_EXERCISE INPUTS_
::::

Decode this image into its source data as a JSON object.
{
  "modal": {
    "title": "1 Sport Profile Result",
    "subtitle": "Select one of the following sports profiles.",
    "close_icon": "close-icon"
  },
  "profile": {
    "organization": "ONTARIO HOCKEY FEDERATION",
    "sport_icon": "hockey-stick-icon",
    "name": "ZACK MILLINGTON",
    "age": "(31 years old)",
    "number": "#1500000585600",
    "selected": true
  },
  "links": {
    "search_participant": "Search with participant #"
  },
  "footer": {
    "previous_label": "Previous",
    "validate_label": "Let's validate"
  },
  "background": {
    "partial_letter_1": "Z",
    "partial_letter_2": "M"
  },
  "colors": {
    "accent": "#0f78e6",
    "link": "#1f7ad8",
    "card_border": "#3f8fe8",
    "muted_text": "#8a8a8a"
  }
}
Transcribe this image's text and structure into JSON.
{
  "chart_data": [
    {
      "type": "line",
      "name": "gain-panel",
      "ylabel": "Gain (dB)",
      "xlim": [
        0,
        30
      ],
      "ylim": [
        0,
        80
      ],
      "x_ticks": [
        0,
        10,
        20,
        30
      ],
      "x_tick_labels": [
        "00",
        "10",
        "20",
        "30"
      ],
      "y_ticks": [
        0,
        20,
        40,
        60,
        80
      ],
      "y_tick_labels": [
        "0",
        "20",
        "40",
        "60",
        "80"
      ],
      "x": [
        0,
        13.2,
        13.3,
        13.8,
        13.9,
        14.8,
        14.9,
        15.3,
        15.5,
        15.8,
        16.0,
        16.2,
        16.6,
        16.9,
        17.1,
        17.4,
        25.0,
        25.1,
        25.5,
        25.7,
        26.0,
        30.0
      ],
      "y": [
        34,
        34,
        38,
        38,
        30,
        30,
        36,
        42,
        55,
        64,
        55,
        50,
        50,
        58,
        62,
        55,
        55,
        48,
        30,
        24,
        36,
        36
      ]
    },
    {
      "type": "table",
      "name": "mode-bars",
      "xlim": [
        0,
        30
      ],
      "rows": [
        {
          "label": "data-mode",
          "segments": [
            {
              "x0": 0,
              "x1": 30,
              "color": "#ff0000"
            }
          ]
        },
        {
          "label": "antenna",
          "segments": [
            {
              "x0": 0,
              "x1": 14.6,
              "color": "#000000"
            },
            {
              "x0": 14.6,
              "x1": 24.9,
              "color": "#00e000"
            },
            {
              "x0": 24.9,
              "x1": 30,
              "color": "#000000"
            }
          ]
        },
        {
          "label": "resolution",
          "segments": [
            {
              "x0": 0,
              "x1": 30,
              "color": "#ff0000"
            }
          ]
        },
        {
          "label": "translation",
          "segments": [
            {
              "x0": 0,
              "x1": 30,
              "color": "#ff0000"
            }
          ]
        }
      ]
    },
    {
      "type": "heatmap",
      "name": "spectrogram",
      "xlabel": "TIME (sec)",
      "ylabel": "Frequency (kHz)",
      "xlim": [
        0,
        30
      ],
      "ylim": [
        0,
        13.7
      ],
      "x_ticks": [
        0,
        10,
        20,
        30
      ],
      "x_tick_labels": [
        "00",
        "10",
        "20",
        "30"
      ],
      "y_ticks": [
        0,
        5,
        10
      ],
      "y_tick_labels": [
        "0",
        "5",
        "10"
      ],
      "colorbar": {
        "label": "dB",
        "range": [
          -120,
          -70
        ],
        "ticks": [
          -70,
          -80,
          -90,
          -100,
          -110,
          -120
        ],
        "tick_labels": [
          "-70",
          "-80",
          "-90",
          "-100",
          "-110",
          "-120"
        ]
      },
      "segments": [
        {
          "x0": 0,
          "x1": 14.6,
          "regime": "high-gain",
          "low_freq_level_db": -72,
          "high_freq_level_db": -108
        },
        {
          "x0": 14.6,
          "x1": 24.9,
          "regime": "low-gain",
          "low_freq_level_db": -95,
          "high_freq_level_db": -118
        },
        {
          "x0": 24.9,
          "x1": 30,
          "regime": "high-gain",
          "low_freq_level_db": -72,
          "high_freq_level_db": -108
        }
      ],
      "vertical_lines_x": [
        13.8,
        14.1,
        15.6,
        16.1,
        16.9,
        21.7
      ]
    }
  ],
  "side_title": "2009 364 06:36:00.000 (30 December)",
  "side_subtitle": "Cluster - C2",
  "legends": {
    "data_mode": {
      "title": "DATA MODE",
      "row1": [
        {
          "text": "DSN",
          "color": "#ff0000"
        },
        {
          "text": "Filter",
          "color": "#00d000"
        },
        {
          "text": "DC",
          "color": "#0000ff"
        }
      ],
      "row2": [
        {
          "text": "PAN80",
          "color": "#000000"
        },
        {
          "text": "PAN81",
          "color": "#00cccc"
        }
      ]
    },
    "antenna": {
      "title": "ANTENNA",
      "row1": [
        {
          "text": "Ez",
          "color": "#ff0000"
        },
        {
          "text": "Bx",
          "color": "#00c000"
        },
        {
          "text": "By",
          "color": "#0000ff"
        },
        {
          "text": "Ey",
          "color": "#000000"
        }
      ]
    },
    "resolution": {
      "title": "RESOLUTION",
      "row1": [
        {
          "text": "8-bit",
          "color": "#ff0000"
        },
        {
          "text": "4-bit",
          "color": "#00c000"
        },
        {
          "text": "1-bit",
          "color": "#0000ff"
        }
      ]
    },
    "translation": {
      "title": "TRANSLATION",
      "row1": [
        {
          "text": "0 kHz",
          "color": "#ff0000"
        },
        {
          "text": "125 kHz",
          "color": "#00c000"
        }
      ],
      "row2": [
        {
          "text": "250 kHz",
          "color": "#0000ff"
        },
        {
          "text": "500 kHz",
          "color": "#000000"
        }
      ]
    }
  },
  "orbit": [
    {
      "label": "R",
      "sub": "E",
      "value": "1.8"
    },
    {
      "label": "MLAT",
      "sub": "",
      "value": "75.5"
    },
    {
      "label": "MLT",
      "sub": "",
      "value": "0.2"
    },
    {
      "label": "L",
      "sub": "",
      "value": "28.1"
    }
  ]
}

::::

_WHAT TO DO_
Here, the records must be output exactly and in full.

_RESULT_
Decode this image into its source data as a JSON object.
{
  "modal": {
    "title": "1 Sport Profile Result",
    "subtitle": "Select one of the following sports profiles.",
    "close_icon": "close-icon"
  },
  "profile": {
    "organization": "ONTARIO HOCKEY FEDERATION",
    "sport_icon": "hockey-stick-icon",
    "name": "ZACK MILLINGTON",
    "age": "(31 years old)",
    "number": "#1500000585600",
    "selected": true
  },
  "links": {
    "search_participant": "Search with participant #"
  },
  "footer": {
    "previous_label": "Previous",
    "validate_label": "Let's validate"
  },
  "background": {
    "partial_letter_1": "Z",
    "partial_letter_2": "M"
  },
  "colors": {
    "accent": "#0f78e6",
    "link": "#1f7ad8",
    "card_border": "#3f8fe8",
    "muted_text": "#8a8a8a"
  }
}
Transcribe this image's text and structure into JSON.
{
  "chart_data": [
    {
      "type": "line",
      "name": "gain-panel",
      "ylabel": "Gain (dB)",
      "xlim": [
        0,
        30
      ],
      "ylim": [
        0,
        80
      ],
      "x_ticks": [
        0,
        10,
        20,
        30
      ],
      "x_tick_labels": [
        "00",
        "10",
        "20",
        "30"
      ],
      "y_ticks": [
        0,
        20,
        40,
        60,
        80
      ],
      "y_tick_labels": [
        "0",
        "20",
        "40",
        "60",
        "80"
      ],
      "x": [
        0,
        13.2,
        13.3,
        13.8,
        13.9,
        14.8,
        14.9,
        15.3,
        15.5,
        15.8,
        16.0,
        16.2,
        16.6,
        16.9,
        17.1,
        17.4,
        25.0,
        25.1,
        25.5,
        25.7,
        26.0,
        30.0
      ],
      "y": [
        34,
        34,
        38,
        38,
        30,
        30,
        36,
        42,
        55,
        64,
        55,
        50,
        50,
        58,
        62,
        55,
        55,
        48,
        30,
        24,
        36,
        36
      ]
    },
    {
      "type": "table",
      "name": "mode-bars",
      "xlim": [
        0,
        30
      ],
      "rows": [
        {
          "label": "data-mode",
          "segments": [
            {
              "x0": 0,
              "x1": 30,
              "color": "#ff0000"
            }
          ]
        },
        {
          "label": "antenna",
          "segments": [
            {
              "x0": 0,
              "x1": 14.6,
              "color": "#000000"
            },
            {
              "x0": 14.6,
              "x1": 24.9,
              "color": "#00e000"
            },
            {
              "x0": 24.9,
              "x1": 30,
              "color": "#000000"
            }
          ]
        },
        {
          "label": "resolution",
          "segments": [
            {
              "x0": 0,
              "x1": 30,
              "color": "#ff0000"
            }
          ]
        },
        {
          "label": "translation",
          "segments": [
            {
              "x0": 0,
              "x1": 30,
              "color": "#ff0000"
            }
          ]
        }
      ]
    },
    {
      "type": "heatmap",
      "name": "spectrogram",
      "xlabel": "TIME (sec)",
      "ylabel": "Frequency (kHz)",
      "xlim": [
        0,
        30
      ],
      "ylim": [
        0,
        13.7
      ],
      "x_ticks": [
        0,
        10,
        20,
        30
      ],
      "x_tick_labels": [
        "00",
        "10",
        "20",
        "30"
      ],
      "y_ticks": [
        0,
        5,
        10
      ],
      "y_tick_labels": [
        "0",
        "5",
        "10"
      ],
      "colorbar": {
        "label": "dB",
        "range": [
          -120,
          -70
        ],
        "ticks": [
          -70,
          -80,
          -90,
          -100,
          -110,
          -120
        ],
        "tick_labels": [
          "-70",
          "-80",
          "-90",
          "-100",
          "-110",
          "-120"
        ]
      },
      "segments": [
        {
          "x0": 0,
          "x1": 14.6,
          "regime": "high-gain",
          "low_freq_level_db": -72,
          "high_freq_level_db": -108
        },
        {
          "x0": 14.6,
          "x1": 24.9,
          "regime": "low-gain",
          "low_freq_level_db": -95,
          "high_freq_level_db": -118
        },
        {
          "x0": 24.9,
          "x1": 30,
          "regime": "high-gain",
          "low_freq_level_db": -72,
          "high_freq_level_db": -108
        }
      ],
      "vertical_lines_x": [
        13.8,
        14.1,
        15.6,
        16.1,
        16.9,
        21.7
      ]
    }
  ],
  "side_title": "2009 364 06:36:00.000 (30 December)",
  "side_subtitle": "Cluster - C2",
  "legends": {
    "data_mode": {
      "title": "DATA MODE",
      "row1": [
        {
          "text": "DSN",
          "color": "#ff0000"
        },
        {
          "text": "Filter",
          "color": "#00d000"
        },
        {
          "text": "DC",
          "color": "#0000ff"
        }
      ],
      "row2": [
        {
          "text": "PAN80",
          "color": "#000000"
        },
        {
          "text": "PAN81",
          "color": "#00cccc"
        }
      ]
    },
    "antenna": {
      "title": "ANTENNA",
      "row1": [
        {
          "text": "Ez",
          "color": "#ff0000"
        },
        {
          "text": "Bx",
          "color": "#00c000"
        },
        {
          "text": "By",
          "color": "#0000ff"
        },
        {
          "text": "Ey",
          "color": "#000000"
        }
      ]
    },
    "resolution": {
      "title": "RESOLUTION",
      "row1": [
        {
          "text": "8-bit",
          "color": "#ff0000"
        },
        {
          "text": "4-bit",
          "color": "#00c000"
        },
        {
          "text": "1-bit",
          "color": "#0000ff"
        }
      ]
    },
    "translation": {
      "title": "TRANSLATION",
      "row1": [
        {
          "text": "0 kHz",
          "color": "#ff0000"
        },
        {
          "text": "125 kHz",
          "color": "#00c000"
        }
      ],
      "row2": [
        {
          "text": "250 kHz",
          "color": "#0000ff"
        },
        {
          "text": "500 kHz",
          "color": "#000000"
        }
      ]
    }
  },
  "orbit": [
    {
      "label": "R",
      "sub": "E",
      "value": "1.8"
    },
    {
      "label": "MLAT",
      "sub": "",
      "value": "75.5"
    },
    {
      "label": "MLT",
      "sub": "",
      "value": "0.2"
    },
    {
      "label": "L",
      "sub": "",
      "value": "28.1"
    }
  ]
}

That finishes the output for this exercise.